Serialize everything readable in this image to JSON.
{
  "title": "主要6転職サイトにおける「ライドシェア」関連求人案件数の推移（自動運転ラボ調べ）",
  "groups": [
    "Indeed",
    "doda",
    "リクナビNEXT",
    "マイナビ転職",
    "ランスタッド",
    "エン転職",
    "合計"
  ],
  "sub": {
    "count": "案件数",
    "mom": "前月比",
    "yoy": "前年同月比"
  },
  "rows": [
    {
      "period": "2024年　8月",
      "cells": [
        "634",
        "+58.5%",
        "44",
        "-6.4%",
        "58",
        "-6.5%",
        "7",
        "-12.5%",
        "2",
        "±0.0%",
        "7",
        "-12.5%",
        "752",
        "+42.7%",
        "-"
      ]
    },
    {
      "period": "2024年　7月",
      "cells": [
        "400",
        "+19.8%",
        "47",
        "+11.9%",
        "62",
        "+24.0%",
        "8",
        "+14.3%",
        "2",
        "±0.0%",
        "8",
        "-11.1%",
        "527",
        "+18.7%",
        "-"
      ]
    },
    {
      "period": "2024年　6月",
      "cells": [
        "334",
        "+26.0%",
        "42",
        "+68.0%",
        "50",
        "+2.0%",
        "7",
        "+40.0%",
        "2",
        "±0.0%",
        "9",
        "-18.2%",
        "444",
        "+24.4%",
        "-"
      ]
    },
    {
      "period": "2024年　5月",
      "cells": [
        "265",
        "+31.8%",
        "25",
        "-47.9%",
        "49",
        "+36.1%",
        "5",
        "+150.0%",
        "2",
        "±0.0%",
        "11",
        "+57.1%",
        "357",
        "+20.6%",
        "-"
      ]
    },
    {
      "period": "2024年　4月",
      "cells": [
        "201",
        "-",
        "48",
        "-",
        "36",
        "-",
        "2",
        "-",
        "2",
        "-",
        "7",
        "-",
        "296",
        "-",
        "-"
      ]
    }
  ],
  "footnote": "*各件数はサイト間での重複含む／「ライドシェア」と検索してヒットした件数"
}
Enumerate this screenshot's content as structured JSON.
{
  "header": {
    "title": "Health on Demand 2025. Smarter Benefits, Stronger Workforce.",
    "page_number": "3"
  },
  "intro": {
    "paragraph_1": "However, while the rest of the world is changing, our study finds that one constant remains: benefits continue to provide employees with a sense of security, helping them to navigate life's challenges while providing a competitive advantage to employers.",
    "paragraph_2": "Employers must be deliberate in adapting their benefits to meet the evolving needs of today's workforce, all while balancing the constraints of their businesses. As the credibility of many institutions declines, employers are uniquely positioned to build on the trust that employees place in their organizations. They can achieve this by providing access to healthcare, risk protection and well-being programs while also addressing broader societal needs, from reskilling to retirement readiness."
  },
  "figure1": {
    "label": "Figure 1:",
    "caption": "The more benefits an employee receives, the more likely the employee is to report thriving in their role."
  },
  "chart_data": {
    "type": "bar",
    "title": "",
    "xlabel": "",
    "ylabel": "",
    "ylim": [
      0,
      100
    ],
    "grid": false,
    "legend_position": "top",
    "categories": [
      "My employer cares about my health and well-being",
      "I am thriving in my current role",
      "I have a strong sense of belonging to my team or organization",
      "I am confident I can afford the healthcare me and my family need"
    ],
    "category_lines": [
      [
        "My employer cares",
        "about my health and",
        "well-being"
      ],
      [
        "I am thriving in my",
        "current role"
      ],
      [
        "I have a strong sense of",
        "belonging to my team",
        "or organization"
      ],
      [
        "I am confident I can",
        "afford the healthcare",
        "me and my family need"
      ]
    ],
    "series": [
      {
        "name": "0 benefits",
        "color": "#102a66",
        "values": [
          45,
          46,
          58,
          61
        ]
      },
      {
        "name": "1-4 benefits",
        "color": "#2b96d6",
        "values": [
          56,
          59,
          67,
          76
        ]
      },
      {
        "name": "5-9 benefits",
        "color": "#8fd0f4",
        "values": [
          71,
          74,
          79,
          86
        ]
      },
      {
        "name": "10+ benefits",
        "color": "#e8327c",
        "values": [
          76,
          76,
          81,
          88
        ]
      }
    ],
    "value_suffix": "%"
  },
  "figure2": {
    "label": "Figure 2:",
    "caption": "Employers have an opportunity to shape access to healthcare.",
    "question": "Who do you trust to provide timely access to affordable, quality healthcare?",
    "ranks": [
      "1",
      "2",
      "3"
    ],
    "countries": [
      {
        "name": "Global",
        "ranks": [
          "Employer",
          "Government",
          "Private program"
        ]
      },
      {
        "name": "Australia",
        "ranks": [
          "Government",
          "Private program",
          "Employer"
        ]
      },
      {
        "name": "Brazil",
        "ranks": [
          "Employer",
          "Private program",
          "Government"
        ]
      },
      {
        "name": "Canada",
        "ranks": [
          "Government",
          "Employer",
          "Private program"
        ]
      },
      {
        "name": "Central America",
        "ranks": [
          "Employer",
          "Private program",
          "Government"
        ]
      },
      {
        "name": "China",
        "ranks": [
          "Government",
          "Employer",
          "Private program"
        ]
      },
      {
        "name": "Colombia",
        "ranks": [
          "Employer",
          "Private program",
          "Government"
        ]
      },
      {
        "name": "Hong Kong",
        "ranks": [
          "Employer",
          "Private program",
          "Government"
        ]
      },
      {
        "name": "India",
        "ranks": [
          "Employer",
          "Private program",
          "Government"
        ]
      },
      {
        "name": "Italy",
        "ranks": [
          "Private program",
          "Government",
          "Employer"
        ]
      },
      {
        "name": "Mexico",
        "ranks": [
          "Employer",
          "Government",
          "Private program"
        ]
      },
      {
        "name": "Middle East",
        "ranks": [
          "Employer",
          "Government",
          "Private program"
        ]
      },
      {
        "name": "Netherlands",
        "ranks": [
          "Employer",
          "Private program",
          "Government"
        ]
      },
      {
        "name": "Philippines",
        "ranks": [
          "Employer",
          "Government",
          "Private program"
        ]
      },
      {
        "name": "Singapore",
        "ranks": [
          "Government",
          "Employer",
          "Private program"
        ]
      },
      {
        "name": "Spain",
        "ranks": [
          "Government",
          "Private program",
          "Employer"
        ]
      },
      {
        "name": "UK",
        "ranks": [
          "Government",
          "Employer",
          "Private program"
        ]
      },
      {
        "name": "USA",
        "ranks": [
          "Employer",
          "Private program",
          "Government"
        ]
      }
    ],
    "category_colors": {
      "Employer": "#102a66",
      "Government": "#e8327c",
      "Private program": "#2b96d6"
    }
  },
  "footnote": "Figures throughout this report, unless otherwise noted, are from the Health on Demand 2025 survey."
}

**What you need to do:** Report all lines of the data above that include the string "family".

**Answer to the problem:**
      "I am confident I can afford the healthcare me and my family need"
        "me and my family need"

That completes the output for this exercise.